— BEGIN —

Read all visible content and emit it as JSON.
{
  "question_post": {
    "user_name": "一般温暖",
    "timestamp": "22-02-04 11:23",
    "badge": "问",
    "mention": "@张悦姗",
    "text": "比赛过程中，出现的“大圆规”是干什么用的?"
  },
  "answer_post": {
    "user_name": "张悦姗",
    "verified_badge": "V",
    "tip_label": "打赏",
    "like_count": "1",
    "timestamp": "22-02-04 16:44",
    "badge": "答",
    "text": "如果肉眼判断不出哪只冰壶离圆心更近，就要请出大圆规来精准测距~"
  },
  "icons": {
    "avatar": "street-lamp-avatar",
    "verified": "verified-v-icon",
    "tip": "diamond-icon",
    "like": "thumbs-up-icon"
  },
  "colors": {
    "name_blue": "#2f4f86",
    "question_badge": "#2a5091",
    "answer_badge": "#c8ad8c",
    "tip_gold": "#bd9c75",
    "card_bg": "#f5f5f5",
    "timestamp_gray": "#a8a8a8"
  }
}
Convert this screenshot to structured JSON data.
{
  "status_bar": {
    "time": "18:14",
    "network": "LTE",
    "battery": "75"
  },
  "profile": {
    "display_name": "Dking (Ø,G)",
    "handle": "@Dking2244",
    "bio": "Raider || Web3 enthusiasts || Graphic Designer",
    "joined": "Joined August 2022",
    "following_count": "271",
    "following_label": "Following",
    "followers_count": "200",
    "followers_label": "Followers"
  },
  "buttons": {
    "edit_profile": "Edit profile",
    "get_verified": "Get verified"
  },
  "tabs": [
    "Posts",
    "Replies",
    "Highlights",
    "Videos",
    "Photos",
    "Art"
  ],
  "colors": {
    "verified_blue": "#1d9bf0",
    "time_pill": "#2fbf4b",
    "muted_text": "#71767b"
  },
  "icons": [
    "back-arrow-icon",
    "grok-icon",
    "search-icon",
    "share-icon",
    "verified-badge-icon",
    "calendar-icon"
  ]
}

— END —

Every line of the data above should be copied exactly.

Read all visible content and emit it as JSON.
{
  "question_post": {
    "user_name": "一般温暖",
    "timestamp": "22-02-04 11:23",
    "badge": "问",
    "mention": "@张悦姗",
    "text": "比赛过程中，出现的“大圆规”是干什么用的?"
  },
  "answer_post": {
    "user_name": "张悦姗",
    "verified_badge": "V",
    "tip_label": "打赏",
    "like_count": "1",
    "timestamp": "22-02-04 16:44",
    "badge": "答",
    "text": "如果肉眼判断不出哪只冰壶离圆心更近，就要请出大圆规来精准测距~"
  },
  "icons": {
    "avatar": "street-lamp-avatar",
    "verified": "verified-v-icon",
    "tip": "diamond-icon",
    "like": "thumbs-up-icon"
  },
  "colors": {
    "name_blue": "#2f4f86",
    "question_badge": "#2a5091",
    "answer_badge": "#c8ad8c",
    "tip_gold": "#bd9c75",
    "card_bg": "#f5f5f5",
    "timestamp_gray": "#a8a8a8"
  }
}
Convert this screenshot to structured JSON data.
{
  "status_bar": {
    "time": "18:14",
    "network": "LTE",
    "battery": "75"
  },
  "profile": {
    "display_name": "Dking (Ø,G)",
    "handle": "@Dking2244",
    "bio": "Raider || Web3 enthusiasts || Graphic Designer",
    "joined": "Joined August 2022",
    "following_count": "271",
    "following_label": "Following",
    "followers_count": "200",
    "followers_label": "Followers"
  },
  "buttons": {
    "edit_profile": "Edit profile",
    "get_verified": "Get verified"
  },
  "tabs": [
    "Posts",
    "Replies",
    "Highlights",
    "Videos",
    "Photos",
    "Art"
  ],
  "colors": {
    "verified_blue": "#1d9bf0",
    "time_pill": "#2fbf4b",
    "muted_text": "#71767b"
  },
  "icons": [
    "back-arrow-icon",
    "grok-icon",
    "search-icon",
    "share-icon",
    "verified-badge-icon",
    "calendar-icon"
  ]
}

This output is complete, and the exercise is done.